» Task goal: Are you able to retype all the records below exactly?

» Given records:

-- START --

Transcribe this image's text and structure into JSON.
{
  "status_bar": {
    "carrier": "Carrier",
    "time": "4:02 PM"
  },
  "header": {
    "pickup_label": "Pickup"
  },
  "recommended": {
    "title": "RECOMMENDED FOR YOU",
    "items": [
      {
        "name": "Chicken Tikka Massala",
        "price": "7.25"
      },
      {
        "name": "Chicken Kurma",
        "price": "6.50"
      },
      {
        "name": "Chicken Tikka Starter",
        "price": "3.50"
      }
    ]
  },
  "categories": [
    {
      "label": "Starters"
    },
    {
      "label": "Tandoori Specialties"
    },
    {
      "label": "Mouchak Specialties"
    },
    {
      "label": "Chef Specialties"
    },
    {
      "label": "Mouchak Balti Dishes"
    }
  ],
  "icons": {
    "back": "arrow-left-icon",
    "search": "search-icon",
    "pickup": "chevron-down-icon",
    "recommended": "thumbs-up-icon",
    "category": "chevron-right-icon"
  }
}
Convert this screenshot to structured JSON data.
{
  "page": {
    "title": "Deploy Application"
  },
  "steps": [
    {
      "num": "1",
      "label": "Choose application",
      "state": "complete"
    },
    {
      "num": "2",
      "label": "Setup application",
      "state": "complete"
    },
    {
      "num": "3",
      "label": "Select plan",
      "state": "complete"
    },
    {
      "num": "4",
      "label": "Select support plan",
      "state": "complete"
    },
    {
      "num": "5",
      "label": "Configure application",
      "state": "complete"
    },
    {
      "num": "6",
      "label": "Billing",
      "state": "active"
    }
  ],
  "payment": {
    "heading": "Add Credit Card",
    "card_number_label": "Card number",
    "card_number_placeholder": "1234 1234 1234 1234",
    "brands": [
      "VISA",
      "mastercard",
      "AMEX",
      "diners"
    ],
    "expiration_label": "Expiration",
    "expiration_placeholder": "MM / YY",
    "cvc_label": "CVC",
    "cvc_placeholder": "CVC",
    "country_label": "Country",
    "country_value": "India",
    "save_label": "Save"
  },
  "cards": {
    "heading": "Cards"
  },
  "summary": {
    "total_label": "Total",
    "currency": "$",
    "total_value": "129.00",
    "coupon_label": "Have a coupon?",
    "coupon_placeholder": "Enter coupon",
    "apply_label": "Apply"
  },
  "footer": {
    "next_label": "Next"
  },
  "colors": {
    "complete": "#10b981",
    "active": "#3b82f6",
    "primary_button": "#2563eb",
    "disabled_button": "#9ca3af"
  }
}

-- END --

» The output:
Transcribe this image's text and structure into JSON.
{
  "status_bar": {
    "carrier": "Carrier",
    "time": "4:02 PM"
  },
  "header": {
    "pickup_label": "Pickup"
  },
  "recommended": {
    "title": "RECOMMENDED FOR YOU",
    "items": [
      {
        "name": "Chicken Tikka Massala",
        "price": "7.25"
      },
      {
        "name": "Chicken Kurma",
        "price": "6.50"
      },
      {
        "name": "Chicken Tikka Starter",
        "price": "3.50"
      }
    ]
  },
  "categories": [
    {
      "label": "Starters"
    },
    {
      "label": "Tandoori Specialties"
    },
    {
      "label": "Mouchak Specialties"
    },
    {
      "label": "Chef Specialties"
    },
    {
      "label": "Mouchak Balti Dishes"
    }
  ],
  "icons": {
    "back": "arrow-left-icon",
    "search": "search-icon",
    "pickup": "chevron-down-icon",
    "recommended": "thumbs-up-icon",
    "category": "chevron-right-icon"
  }
}
Convert this screenshot to structured JSON data.
{
  "page": {
    "title": "Deploy Application"
  },
  "steps": [
    {
      "num": "1",
      "label": "Choose application",
      "state": "complete"
    },
    {
      "num": "2",
      "label": "Setup application",
      "state": "complete"
    },
    {
      "num": "3",
      "label": "Select plan",
      "state": "complete"
    },
    {
      "num": "4",
      "label": "Select support plan",
      "state": "complete"
    },
    {
      "num": "5",
      "label": "Configure application",
      "state": "complete"
    },
    {
      "num": "6",
      "label": "Billing",
      "state": "active"
    }
  ],
  "payment": {
    "heading": "Add Credit Card",
    "card_number_label": "Card number",
    "card_number_placeholder": "1234 1234 1234 1234",
    "brands": [
      "VISA",
      "mastercard",
      "AMEX",
      "diners"
    ],
    "expiration_label": "Expiration",
    "expiration_placeholder": "MM / YY",
    "cvc_label": "CVC",
    "cvc_placeholder": "CVC",
    "country_label": "Country",
    "country_value": "India",
    "save_label": "Save"
  },
  "cards": {
    "heading": "Cards"
  },
  "summary": {
    "total_label": "Total",
    "currency": "$",
    "total_value": "129.00",
    "coupon_label": "Have a coupon?",
    "coupon_placeholder": "Enter coupon",
    "apply_label": "Apply"
  },
  "footer": {
    "next_label": "Next"
  },
  "colors": {
    "complete": "#10b981",
    "active": "#3b82f6",
    "primary_button": "#2563eb",
    "disabled_button": "#9ca3af"
  }
}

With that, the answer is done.